● **Exercise instructions**
In the listing below, copy the lines exactly, starting with the line that contains "Output each element" and stopping after the line that contains "clock[interactable]: 14:57 [980,737,1020,768]".

● **Input material**
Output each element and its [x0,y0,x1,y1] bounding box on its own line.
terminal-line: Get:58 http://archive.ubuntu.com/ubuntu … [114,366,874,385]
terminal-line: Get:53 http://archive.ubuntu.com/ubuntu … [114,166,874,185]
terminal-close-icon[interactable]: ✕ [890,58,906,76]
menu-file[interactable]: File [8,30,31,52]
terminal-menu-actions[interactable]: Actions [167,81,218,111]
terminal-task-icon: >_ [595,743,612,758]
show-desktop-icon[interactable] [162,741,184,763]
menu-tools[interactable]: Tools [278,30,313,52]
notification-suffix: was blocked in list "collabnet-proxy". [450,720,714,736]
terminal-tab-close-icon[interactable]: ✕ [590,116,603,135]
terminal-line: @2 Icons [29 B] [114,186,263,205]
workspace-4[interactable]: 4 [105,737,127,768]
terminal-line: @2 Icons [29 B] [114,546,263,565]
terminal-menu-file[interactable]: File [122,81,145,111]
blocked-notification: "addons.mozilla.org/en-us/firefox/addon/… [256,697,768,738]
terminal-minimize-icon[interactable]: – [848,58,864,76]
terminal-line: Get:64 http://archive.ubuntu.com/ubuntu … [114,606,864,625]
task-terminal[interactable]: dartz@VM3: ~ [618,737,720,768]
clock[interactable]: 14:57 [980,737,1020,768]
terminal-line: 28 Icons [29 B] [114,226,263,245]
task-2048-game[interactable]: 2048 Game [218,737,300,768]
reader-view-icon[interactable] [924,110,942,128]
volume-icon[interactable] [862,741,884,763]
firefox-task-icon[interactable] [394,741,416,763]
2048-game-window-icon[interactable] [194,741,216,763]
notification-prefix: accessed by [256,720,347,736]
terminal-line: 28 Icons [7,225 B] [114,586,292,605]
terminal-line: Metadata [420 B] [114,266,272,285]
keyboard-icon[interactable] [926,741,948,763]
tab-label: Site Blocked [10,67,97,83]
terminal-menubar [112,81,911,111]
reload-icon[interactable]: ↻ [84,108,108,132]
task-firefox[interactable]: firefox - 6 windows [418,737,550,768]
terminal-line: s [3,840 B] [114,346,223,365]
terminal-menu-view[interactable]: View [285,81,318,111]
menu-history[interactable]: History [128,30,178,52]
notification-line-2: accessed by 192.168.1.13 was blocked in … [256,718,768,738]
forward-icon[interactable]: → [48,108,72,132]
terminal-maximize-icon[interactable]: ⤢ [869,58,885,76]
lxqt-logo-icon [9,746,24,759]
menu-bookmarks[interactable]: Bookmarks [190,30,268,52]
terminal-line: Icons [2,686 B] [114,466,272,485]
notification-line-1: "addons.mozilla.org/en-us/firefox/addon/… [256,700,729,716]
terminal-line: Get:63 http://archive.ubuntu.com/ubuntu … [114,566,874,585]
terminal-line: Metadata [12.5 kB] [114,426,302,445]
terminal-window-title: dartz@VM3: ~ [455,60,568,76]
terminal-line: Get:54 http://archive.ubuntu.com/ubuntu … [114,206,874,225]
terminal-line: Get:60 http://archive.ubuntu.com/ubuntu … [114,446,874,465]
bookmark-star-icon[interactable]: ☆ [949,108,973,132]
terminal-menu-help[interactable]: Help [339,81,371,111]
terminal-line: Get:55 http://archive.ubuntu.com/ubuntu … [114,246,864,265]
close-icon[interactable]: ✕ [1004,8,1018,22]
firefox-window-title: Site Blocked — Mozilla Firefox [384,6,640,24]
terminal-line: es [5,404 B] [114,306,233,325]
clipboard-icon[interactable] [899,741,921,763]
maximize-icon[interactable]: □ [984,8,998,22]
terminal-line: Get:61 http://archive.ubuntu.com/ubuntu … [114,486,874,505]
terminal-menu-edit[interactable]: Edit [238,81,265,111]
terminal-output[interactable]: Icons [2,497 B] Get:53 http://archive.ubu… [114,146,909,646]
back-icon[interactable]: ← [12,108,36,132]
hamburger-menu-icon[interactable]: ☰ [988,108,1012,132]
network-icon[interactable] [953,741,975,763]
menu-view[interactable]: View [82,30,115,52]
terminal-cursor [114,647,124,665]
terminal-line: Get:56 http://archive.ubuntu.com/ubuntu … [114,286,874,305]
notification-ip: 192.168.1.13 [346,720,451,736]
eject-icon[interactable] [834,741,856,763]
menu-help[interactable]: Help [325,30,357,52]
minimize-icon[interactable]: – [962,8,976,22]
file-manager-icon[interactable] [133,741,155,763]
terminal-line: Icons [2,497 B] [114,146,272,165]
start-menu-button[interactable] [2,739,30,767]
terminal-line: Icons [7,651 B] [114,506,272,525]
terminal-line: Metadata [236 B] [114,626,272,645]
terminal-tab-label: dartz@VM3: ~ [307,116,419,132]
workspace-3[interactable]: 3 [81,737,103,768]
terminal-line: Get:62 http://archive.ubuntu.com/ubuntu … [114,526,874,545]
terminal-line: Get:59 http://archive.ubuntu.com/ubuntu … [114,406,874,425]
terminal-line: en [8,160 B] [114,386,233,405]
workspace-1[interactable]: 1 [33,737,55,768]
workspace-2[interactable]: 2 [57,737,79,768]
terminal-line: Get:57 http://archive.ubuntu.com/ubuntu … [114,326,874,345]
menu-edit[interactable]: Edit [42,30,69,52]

...

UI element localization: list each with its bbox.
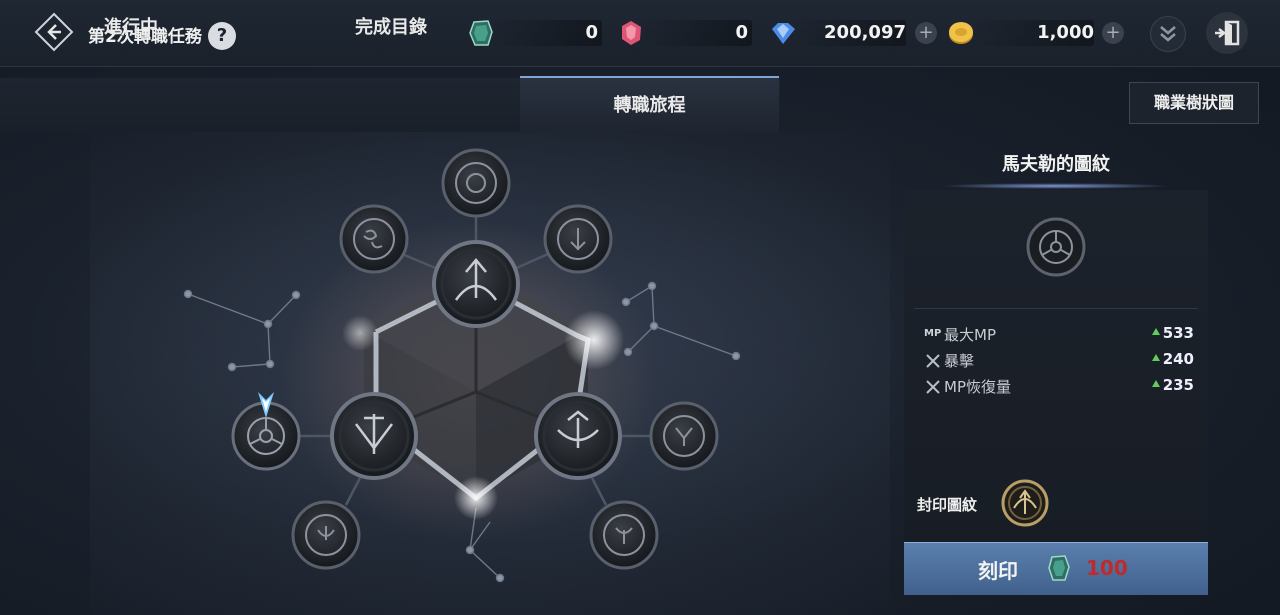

● **Problem solution**
Output each element and its [x0,y0,x1,y1] bounding box on its own line.
terminal-line: Get:58 http://archive.ubuntu.com/ubuntu … [114,366,874,385]
terminal-line: Get:53 http://archive.ubuntu.com/ubuntu … [114,166,874,185]
terminal-close-icon[interactable]: ✕ [890,58,906,76]
menu-file[interactable]: File [8,30,31,52]
terminal-menu-actions[interactable]: Actions [167,81,218,111]
terminal-task-icon: >_ [595,743,612,758]
show-desktop-icon[interactable] [162,741,184,763]
menu-tools[interactable]: Tools [278,30,313,52]
notification-suffix: was blocked in list "collabnet-proxy". [450,720,714,736]
terminal-tab-close-icon[interactable]: ✕ [590,116,603,135]
terminal-line: @2 Icons [29 B] [114,186,263,205]
workspace-4[interactable]: 4 [105,737,127,768]
terminal-line: @2 Icons [29 B] [114,546,263,565]
terminal-menu-file[interactable]: File [122,81,145,111]
blocked-notification: "addons.mozilla.org/en-us/firefox/addon/… [256,697,768,738]
terminal-minimize-icon[interactable]: – [848,58,864,76]
terminal-line: Get:64 http://archive.ubuntu.com/ubuntu … [114,606,864,625]
task-terminal[interactable]: dartz@VM3: ~ [618,737,720,768]
clock[interactable]: 14:57 [980,737,1020,768]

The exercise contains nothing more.